Consigne a
Renvoyez à l'identique les lignes des enregistrements, du début jusqu'à la ligne contenant « vertex-a: A [146,511,156,526] », celle-ci incluse.

_ _ _

Contribution : L’Algérie est infiniment grande, mais…
Par Menhaouara Mourad
Enfant, j’étais intrigué par ces bouteilles avec de jolis bateaux à voile à l’intérieur. Je me demandais naïvement comment a-t-on fait pour introduire et fixer la maquette de ces voiliers dans un espace si réduit ?Au-delà de cette prouesse technique qui consiste à sublimer la représentation d’un objet en art contrastant avec la réalité, je me demandais en même temps, pourquoi exposer un bateau dans un contenant en verre alors qu’il est conçu pour naviguer dans des océans immensément grands ? De même, pourquoi claustrer un dromadaire avec du sable dans un flacon alors qu’il est né pour traverser le désert ? Se sont là quelques-unes des questions que tout enfant pose lorsqu’il cherche à comprendre le monde qui l’entoure. A cet âge tout semble compliqué et c’est à la faveur d’un long processus d’apprentissage que l’on commence progressivement à percer ce qui nous paraît mystérieux.
Aujourd’hui, adulte, presque à l’automne de ma vie, comme le dit la chanson de Jean Gabin, je croyais disposer suffisamment de capacités intellectuelles pour appréhender la complexité de certaines choses de ce bas monde. J’avoue malheureusement ma faiblesse à saisir certaines subtilités dont quelques uns ont le secret. Impuissant, je continue à être confronté à certaines situations qui me semblent aberrantes et qui m’interpellent sans que personne ne soit en mesure de m’apporter un début de réponse à mon questionnement.

_ _ _

Consigne b
Recopiez sans rien changer le passage de la contribution sur l'Algérie allant de « Aujourd’hui, adulte, presque » à « à mon questionnement. ».

Données fournies
_ _ _

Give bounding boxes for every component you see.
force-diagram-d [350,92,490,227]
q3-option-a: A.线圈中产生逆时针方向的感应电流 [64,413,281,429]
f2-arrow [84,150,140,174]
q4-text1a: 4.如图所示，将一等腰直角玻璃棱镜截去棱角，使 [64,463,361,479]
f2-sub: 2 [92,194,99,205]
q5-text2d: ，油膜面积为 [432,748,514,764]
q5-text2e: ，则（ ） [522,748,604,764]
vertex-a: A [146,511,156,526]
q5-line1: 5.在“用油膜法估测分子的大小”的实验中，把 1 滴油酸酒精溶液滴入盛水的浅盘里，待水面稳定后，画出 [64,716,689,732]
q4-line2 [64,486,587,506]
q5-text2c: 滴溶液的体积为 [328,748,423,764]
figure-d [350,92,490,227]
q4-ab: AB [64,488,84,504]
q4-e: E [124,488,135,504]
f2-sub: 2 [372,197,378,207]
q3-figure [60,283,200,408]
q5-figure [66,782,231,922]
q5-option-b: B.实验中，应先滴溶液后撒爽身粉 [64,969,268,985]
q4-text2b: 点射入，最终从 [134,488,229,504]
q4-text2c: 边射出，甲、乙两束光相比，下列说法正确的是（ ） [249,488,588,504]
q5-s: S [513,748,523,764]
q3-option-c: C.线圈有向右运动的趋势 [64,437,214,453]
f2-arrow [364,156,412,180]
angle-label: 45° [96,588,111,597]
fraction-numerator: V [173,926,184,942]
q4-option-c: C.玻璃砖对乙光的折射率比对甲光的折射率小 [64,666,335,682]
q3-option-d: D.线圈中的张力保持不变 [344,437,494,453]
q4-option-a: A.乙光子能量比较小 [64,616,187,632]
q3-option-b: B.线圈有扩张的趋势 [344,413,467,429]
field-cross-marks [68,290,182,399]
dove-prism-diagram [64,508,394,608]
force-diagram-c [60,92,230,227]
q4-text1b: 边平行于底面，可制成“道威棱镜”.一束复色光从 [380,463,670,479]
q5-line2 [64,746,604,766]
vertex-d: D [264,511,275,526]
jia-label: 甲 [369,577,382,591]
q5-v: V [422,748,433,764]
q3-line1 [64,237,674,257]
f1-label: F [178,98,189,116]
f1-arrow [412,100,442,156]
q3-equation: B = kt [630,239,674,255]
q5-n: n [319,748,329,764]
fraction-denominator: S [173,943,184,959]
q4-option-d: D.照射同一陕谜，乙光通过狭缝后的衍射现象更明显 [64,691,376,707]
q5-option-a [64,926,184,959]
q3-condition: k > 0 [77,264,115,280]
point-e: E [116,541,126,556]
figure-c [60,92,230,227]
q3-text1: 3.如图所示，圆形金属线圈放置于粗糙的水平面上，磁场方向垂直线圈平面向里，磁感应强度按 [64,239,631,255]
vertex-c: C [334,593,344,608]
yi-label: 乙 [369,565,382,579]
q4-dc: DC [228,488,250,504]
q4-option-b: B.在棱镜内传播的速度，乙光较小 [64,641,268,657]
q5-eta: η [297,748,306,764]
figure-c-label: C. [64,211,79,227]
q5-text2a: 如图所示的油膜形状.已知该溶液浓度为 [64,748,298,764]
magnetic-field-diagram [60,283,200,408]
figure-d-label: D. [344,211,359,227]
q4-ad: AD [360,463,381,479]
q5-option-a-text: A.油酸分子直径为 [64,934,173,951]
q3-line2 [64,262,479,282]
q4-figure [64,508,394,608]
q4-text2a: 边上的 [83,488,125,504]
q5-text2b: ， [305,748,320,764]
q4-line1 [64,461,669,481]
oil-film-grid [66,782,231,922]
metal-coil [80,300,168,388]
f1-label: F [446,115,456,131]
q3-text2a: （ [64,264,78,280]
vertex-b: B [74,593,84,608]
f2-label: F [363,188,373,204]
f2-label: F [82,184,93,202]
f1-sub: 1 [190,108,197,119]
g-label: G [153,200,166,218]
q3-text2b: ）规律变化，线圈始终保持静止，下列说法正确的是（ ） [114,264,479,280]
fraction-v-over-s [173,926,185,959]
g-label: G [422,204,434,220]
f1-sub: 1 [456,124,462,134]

_ _ _

Réponse rédigée a
Give bounding boxes for every component you see.
force-diagram-d [350,92,490,227]
q3-option-a: A.线圈中产生逆时针方向的感应电流 [64,413,281,429]
f2-arrow [84,150,140,174]
q4-text1a: 4.如图所示，将一等腰直角玻璃棱镜截去棱角，使 [64,463,361,479]
f2-sub: 2 [92,194,99,205]
q5-text2d: ，油膜面积为 [432,748,514,764]
q5-text2e: ，则（ ） [522,748,604,764]
vertex-a: A [146,511,156,526]

Réponse rédigée b
Aujourd’hui, adulte, presque à l’automne de ma vie, comme le dit la chanson de Jean Gabin, je croyais disposer suffisamment de capacités intellectuelles pour appréhender la complexité de certaines choses de ce bas monde. J’avoue malheureusement ma faiblesse à saisir certaines subtilités dont quelques uns ont le secret. Impuissant, je continue à être confronté à certaines situations qui me semblent aberrantes et qui m’interpellent sans que personne ne soit en mesure de m’apporter un début de réponse à mon questionnement.